INSTRUCTION: Count every line in the data below where "вправе" occurs, then state that number and nothing more.

----- RECORDS FOR THIS EXERCISE -----

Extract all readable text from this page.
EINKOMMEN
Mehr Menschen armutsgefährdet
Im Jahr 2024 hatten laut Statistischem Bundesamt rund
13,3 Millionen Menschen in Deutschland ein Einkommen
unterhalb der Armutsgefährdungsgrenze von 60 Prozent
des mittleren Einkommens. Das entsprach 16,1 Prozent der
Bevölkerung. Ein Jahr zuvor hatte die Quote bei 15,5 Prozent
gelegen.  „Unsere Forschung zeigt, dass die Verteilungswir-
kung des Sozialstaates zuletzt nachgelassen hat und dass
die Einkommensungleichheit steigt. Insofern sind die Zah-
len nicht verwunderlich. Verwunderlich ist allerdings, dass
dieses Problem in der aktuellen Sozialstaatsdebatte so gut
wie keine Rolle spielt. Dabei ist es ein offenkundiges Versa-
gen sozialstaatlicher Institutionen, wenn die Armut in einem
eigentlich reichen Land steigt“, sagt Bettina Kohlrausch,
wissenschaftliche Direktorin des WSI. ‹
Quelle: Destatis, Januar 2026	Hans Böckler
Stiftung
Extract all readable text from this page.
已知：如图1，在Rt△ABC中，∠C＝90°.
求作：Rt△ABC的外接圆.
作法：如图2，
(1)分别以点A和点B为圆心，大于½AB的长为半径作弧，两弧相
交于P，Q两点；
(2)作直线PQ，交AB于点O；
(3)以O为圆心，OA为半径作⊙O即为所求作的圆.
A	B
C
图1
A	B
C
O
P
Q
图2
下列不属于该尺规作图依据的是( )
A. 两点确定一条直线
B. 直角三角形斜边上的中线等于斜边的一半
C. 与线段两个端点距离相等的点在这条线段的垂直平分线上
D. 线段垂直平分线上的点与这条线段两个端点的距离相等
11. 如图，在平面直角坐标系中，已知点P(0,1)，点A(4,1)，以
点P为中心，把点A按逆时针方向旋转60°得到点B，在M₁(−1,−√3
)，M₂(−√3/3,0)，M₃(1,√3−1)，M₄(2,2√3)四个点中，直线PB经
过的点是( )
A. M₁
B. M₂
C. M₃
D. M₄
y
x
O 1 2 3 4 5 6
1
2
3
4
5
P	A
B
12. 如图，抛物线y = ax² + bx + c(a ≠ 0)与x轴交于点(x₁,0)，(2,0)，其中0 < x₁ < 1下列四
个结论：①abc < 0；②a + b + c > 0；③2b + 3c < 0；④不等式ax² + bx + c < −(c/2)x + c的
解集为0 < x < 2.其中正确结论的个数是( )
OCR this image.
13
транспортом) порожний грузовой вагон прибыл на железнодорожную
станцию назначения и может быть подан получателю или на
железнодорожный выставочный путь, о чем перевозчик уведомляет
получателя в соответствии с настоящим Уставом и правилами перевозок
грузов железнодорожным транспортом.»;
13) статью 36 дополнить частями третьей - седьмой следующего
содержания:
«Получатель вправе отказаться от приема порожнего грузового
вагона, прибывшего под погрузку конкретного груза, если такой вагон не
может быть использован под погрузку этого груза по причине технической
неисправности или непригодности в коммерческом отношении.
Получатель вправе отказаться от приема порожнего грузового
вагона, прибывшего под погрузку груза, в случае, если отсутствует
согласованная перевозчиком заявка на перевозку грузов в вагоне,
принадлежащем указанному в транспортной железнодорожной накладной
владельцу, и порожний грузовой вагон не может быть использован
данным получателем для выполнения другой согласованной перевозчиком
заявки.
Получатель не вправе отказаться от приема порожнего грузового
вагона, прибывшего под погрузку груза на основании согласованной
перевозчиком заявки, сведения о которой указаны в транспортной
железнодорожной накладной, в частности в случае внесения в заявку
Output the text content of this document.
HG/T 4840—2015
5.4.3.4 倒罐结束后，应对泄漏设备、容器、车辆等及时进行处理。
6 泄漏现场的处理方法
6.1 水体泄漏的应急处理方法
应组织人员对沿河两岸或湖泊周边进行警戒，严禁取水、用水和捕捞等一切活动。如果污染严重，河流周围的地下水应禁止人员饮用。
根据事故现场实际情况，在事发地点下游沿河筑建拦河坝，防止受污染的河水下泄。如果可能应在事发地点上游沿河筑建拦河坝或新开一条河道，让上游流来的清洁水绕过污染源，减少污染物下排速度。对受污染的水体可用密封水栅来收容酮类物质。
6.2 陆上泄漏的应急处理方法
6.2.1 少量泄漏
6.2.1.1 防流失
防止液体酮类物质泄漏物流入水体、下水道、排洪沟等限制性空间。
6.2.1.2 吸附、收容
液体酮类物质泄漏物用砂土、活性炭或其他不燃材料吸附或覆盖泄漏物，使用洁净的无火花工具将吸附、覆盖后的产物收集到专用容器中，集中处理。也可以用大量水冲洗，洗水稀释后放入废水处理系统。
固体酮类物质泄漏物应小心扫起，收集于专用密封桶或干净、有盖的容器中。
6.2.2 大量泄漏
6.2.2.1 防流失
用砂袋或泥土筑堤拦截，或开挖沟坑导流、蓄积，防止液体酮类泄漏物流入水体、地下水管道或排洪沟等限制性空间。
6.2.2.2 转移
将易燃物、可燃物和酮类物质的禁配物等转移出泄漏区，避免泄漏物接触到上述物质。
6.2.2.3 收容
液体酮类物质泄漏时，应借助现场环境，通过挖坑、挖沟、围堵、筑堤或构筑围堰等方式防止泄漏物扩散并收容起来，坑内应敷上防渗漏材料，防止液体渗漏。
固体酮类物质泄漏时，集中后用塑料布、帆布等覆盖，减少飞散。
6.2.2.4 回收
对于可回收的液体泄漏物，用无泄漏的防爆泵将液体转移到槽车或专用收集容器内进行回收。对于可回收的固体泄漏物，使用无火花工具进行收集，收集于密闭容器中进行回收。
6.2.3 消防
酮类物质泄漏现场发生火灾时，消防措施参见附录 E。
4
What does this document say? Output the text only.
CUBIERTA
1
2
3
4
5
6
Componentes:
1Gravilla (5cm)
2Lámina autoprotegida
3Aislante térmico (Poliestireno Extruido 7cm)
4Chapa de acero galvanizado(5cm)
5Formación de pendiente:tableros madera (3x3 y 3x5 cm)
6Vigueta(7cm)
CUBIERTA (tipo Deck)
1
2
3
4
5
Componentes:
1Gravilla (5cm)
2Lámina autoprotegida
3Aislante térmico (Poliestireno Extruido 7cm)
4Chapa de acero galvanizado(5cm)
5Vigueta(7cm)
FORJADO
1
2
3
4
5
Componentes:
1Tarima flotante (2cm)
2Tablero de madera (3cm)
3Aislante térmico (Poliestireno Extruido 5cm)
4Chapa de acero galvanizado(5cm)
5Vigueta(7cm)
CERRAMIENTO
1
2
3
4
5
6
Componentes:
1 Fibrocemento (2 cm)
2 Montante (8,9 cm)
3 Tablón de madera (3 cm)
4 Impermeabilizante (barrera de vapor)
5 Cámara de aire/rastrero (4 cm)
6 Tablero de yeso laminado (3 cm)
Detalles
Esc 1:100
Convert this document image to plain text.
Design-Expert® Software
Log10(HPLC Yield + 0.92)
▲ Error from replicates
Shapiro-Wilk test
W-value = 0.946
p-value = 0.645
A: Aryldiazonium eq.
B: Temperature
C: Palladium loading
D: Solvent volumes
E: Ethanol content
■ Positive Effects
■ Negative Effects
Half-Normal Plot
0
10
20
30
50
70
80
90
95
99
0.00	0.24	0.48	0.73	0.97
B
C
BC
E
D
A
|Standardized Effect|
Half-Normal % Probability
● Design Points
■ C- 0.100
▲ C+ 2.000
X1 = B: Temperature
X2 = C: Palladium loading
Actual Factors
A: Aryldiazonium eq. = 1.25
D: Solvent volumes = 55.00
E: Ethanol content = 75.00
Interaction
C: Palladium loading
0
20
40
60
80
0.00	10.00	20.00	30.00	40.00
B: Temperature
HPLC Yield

-----

WRITTEN RESPONSE: 3